Tally the lines of the data below that contain the string "Cleaning", treating uppercase and lowercase letters as distinct. Give only the number.

### MATERIAL SHOWN ###

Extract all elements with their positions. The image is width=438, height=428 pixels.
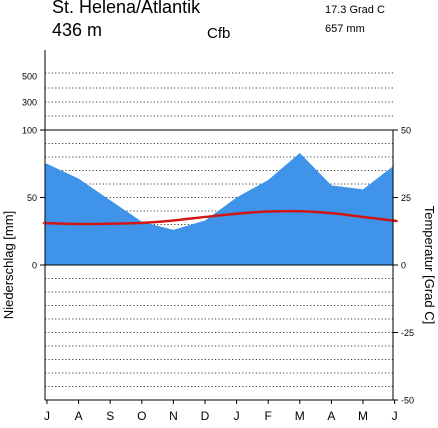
month-label: M	[358, 409, 368, 423]
precipitation-axis-label: Niederschlag [mm]	[1, 211, 16, 319]
month-label: A	[327, 409, 335, 423]
station-name: St. Helena/Atlantik	[52, 0, 201, 17]
right-tick-label: 25	[401, 193, 411, 203]
month-label: J	[234, 409, 240, 423]
temperature-line	[42, 209, 398, 226]
temperature-axis-label: Temperatur [Grad C]	[422, 206, 437, 325]
month-label: S	[106, 409, 114, 423]
right-tick-label: 50	[401, 126, 411, 136]
annual-precipitation: 657 mm	[325, 23, 365, 35]
month-label: A	[75, 409, 83, 423]
upper-tick-label: 300	[22, 98, 37, 108]
month-label: N	[169, 409, 178, 423]
mean-temperature: 17.3 Grad C	[325, 4, 385, 16]
right-tick-label: -50	[401, 396, 414, 406]
station-elevation: 436 m	[52, 20, 103, 40]
right-tick-label: 0	[401, 261, 406, 271]
climate-class: Cfb	[207, 25, 231, 42]
month-label: D	[201, 409, 210, 423]
left-tick-label: 50	[27, 193, 37, 203]
month-label: F	[265, 409, 272, 423]
month-label: M	[295, 409, 305, 423]
left-tick-label: 0	[32, 261, 37, 271]
upper-tick-label: 500	[22, 72, 37, 82]
month-label: J	[44, 409, 50, 423]
month-label: O	[137, 409, 146, 423]
plot-frame	[44, 50, 394, 401]
month-label: J	[392, 409, 398, 423]
precipitation-area	[45, 152, 395, 265]
right-tick-label: -25	[401, 328, 414, 338]
left-tick-label: 100	[22, 126, 37, 136]
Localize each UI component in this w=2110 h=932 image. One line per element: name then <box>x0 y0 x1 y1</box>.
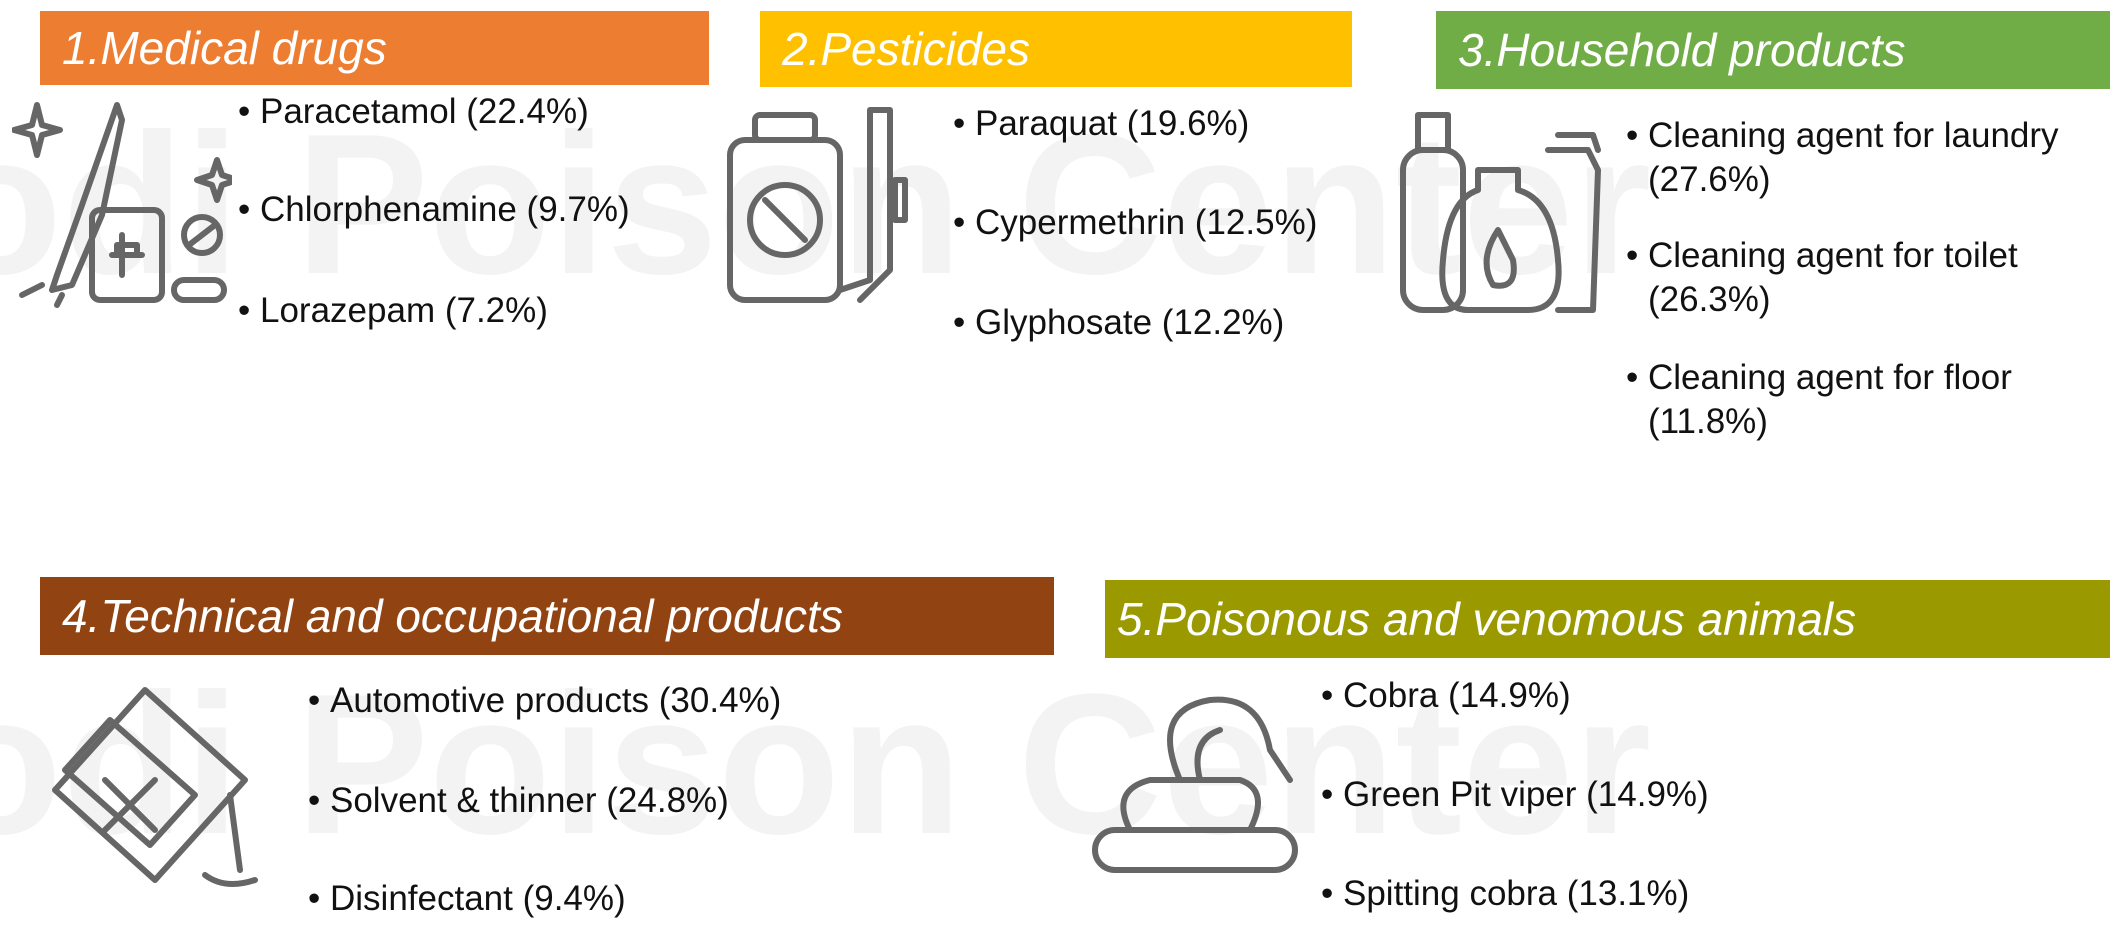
list-item: Paraquat (19.6%) <box>953 102 1249 146</box>
list-item: Cobra (14.9%) <box>1321 674 1571 718</box>
section-header: 1.Medical drugs <box>40 11 709 85</box>
list-item: Cypermethrin (12.5%) <box>953 201 1317 245</box>
sprayer-icon <box>727 107 908 303</box>
list-item: Cleaning agent for toilet (26.3%) <box>1626 234 2110 322</box>
drugs-icon <box>12 102 232 308</box>
list-item: Glyphosate (12.2%) <box>953 301 1284 345</box>
list-item: Spitting cobra (13.1%) <box>1321 872 1689 916</box>
canister-icon <box>52 687 258 887</box>
household-icon <box>1400 112 1601 313</box>
snake-icon <box>1092 696 1298 873</box>
list-item: Cleaning agent for floor (11.8%) <box>1626 356 2108 444</box>
list-item: Chlorphenamine (9.7%) <box>238 188 630 232</box>
section-header: 2.Pesticides <box>760 11 1352 87</box>
list-item: Automotive products (30.4%) <box>308 679 781 723</box>
list-item: Green Pit viper (14.9%) <box>1321 773 1709 817</box>
section-header: 3.Household products <box>1436 11 2110 89</box>
section-header: 4.Technical and occupational products <box>40 577 1054 655</box>
section-header: 5.Poisonous and venomous animals <box>1105 580 2110 658</box>
list-item: Cleaning agent for laundry (27.6%) <box>1626 114 2108 202</box>
list-item: Disinfectant (9.4%) <box>308 877 626 921</box>
list-item: Solvent & thinner (24.8%) <box>308 779 729 823</box>
list-item: Paracetamol (22.4%) <box>238 90 589 134</box>
list-item: Lorazepam (7.2%) <box>238 289 548 333</box>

###

## RESULT
3